State how many lines of the entries hold the string "содержания", and nothing more.

-- Begin RECORDS FOR THE TASK --

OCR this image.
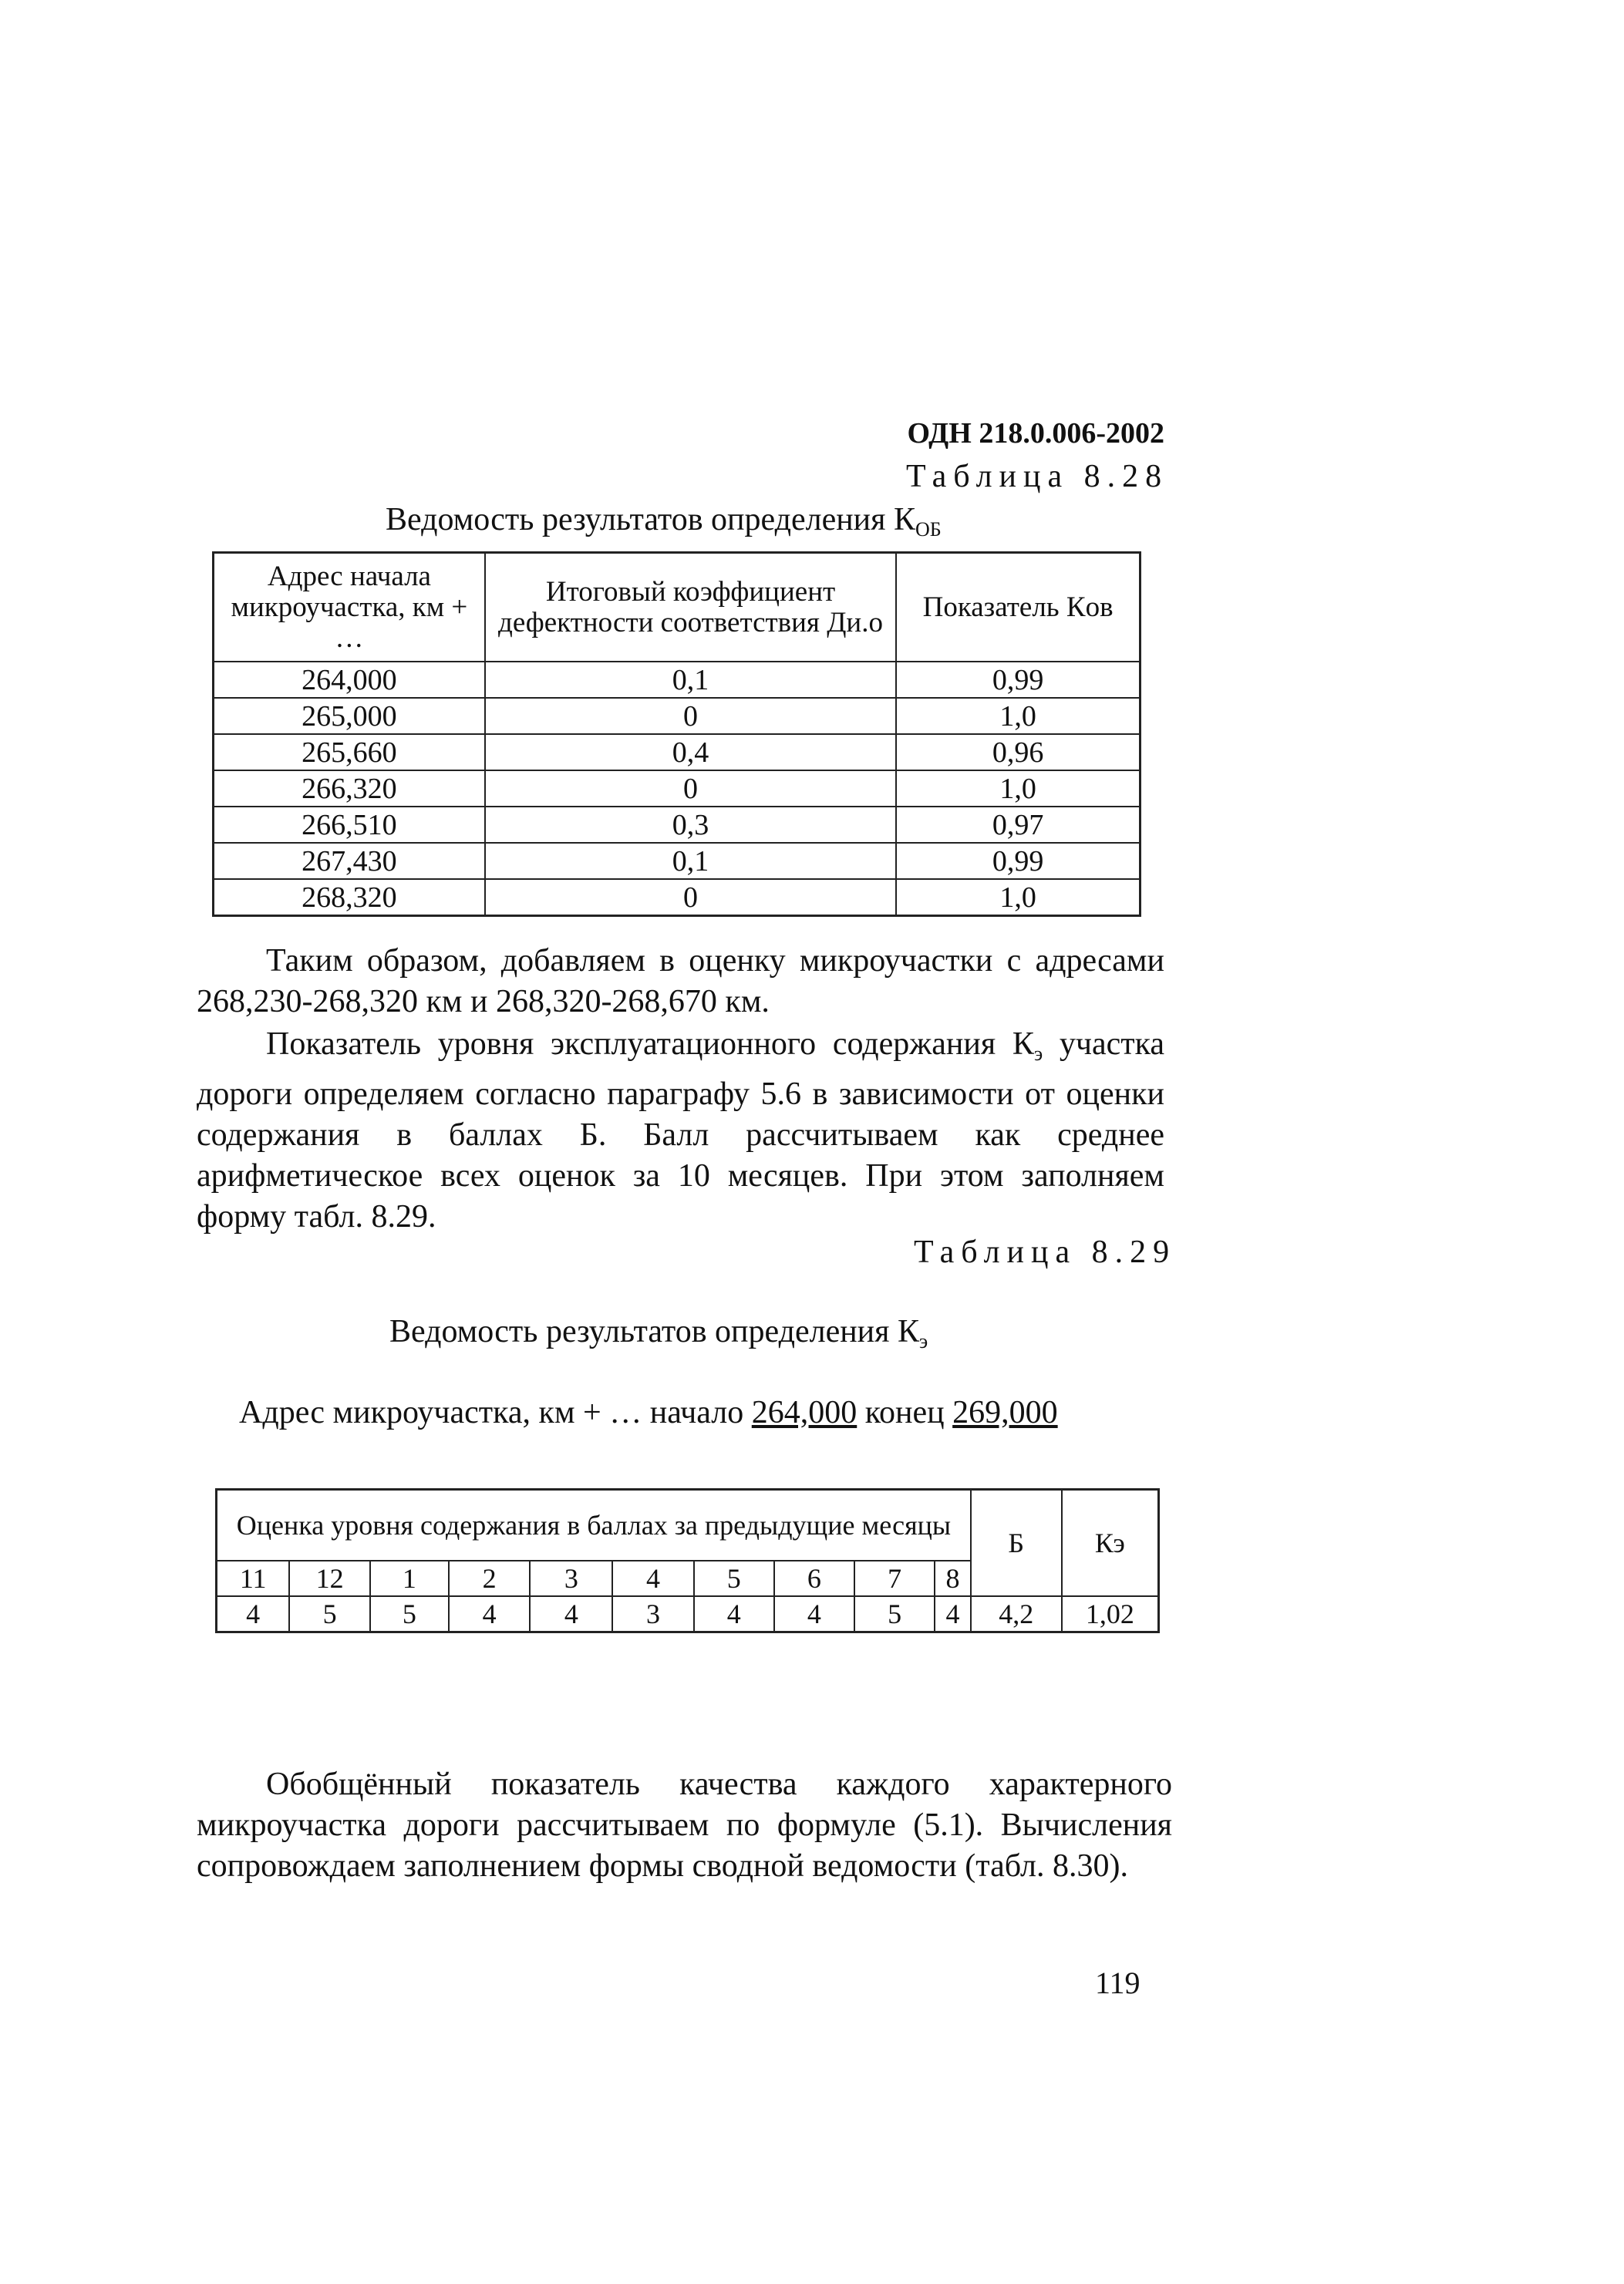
ОДН 218.0.006-2002
Таблица 8.28
Ведомость результатов определения $К_{ОБ}$
Адрес начала микроучастка, км + …	Итоговый коэффициент дефектности соответствия Ди.о	Показатель Кᴏʙ
264,000	0,1	0,99
265,000	0	1,0
265,660	0,4	0,96
266,320	0	1,0
266,510	0,3	0,97
267,430	0,1	0,99
268,320	0	1,0

Таким образом, добавляем в оценку микроучастки с адресами 268,230-268,320 км и 268,320-268,670 км.

Показатель уровня эксплуатационного содержания $К_э$ участка дороги определяем согласно параграфу 5.6 в зависимости от оценки содержания в баллах Б. Балл рассчитываем как среднее арифметическое всех оценок за 10 месяцев. При этом заполняем форму табл. 8.29.

Таблица 8.29
Ведомость результатов определения $К_э$
Адрес микроучастка, км + … начало 264,000 конец 269,000
Оценка уровня содержания в баллах за предыдущие месяцы										Б	Кэ
11	12	1	2	3	4	5	6	7	8		
4	5	5	4	4	3	4	4	5	4	4,2	1,02

Обобщённый показатель качества каждого характерного микроучастка дороги рассчитываем по формуле (5.1). Вычисления сопровождаем заполнением формы сводной ведомости (табл. 8.30).

119
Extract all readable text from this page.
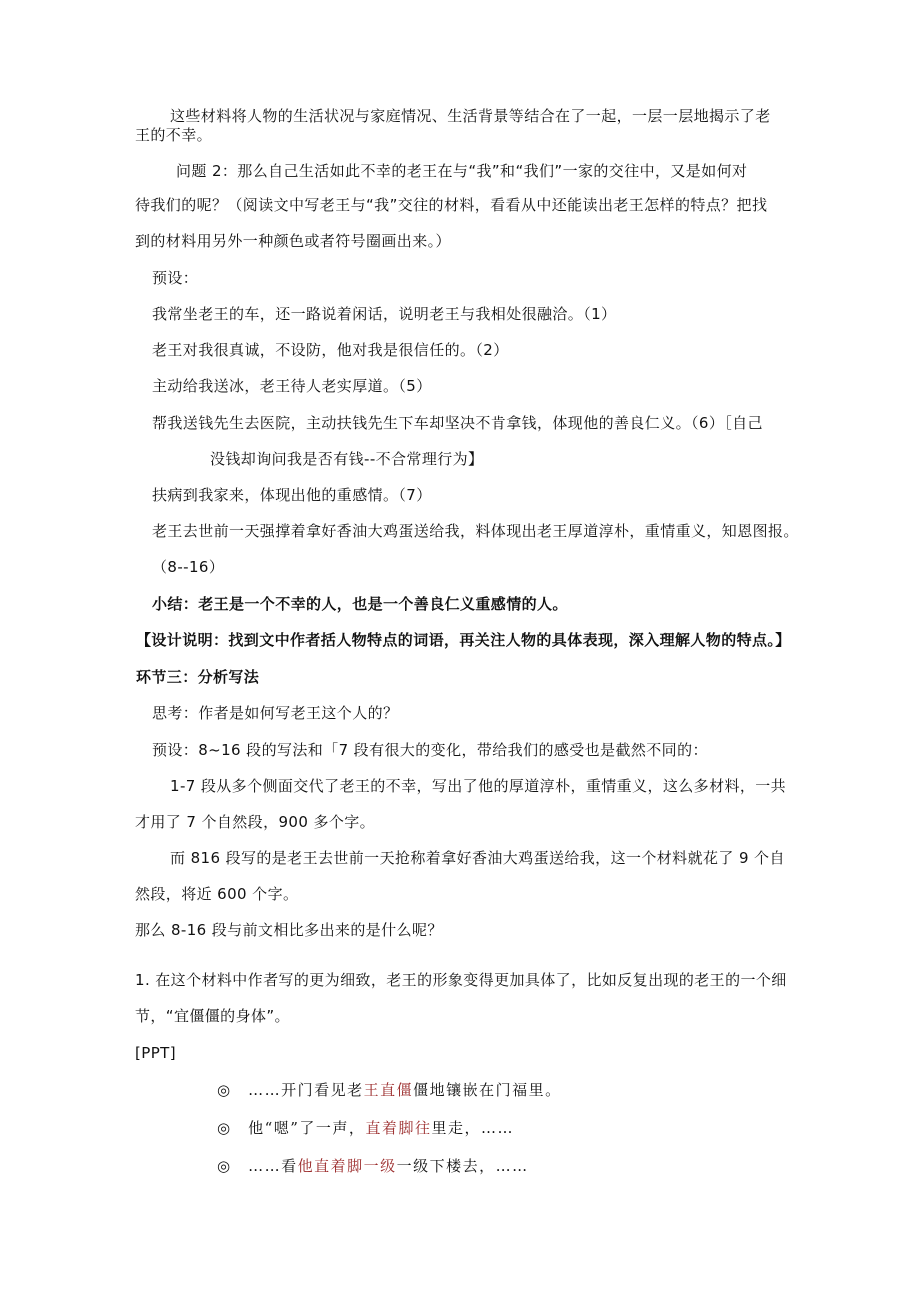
这些材料将人物的生活状况与家庭情况、生活背景等结合在了一起，一层一层地揭示了老
王的不幸。
问题 2：那么自己生活如此不幸的老王在与“我”和“我们”一家的交往中，又是如何对
待我们的呢？（阅读文中写老王与“我”交往的材料，看看从中还能读出老王怎样的特点？把找
到的材料用另外一种颜色或者符号圈画出来。）
预设：
我常坐老王的车，还一路说着闲话，说明老王与我相处很融洽。（1）
老王对我很真诚，不设防，他对我是很信任的。（2）
主动给我送冰，老王待人老实厚道。（5）
帮我送钱先生去医院，主动扶钱先生下车却坚决不肯拿钱，体现他的善良仁义。（6）［自己
没钱却询问我是否有钱--不合常理行为】
扶病到我家来，体现出他的重感情。（7）
老王去世前一天强撑着拿好香油大鸡蛋送给我，料体现出老王厚道淳朴，重情重义，知恩图报。
（8--16）
小结：老王是一个不幸的人，也是一个善良仁义重感情的人。
【设计说明：找到文中作者括人物特点的词语，再关注人物的具体表现，深入理解人物的特点。】
环节三：分析写法
思考：作者是如何写老王这个人的？
预设：8~16 段的写法和「7 段有很大的变化，带给我们的感受也是截然不同的：
1-7 段从多个侧面交代了老王的不幸，写出了他的厚道淳朴，重情重义，这么多材料，一共
才用了 7 个自然段，900 多个字。
而 816 段写的是老王去世前一天抢称着拿好香油大鸡蛋送给我，这一个材料就花了 9 个自
然段，将近 600 个字。
那么 8-16 段与前文相比多出来的是什么呢？
1. 在这个材料中作者写的更为细致，老王的形象变得更加具体了，比如反复出现的老王的一个细
节，“宜僵僵的身体”。
[PPT]
◎　……开门看见老王直僵僵地镶嵌在门福里。
◎　他“嗯”了一声，直着脚往里走，……
◎　……看他直着脚一级一级下楼去，……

-- End RECORDS FOR THE TASK --

# [CORRECT RESULT]
2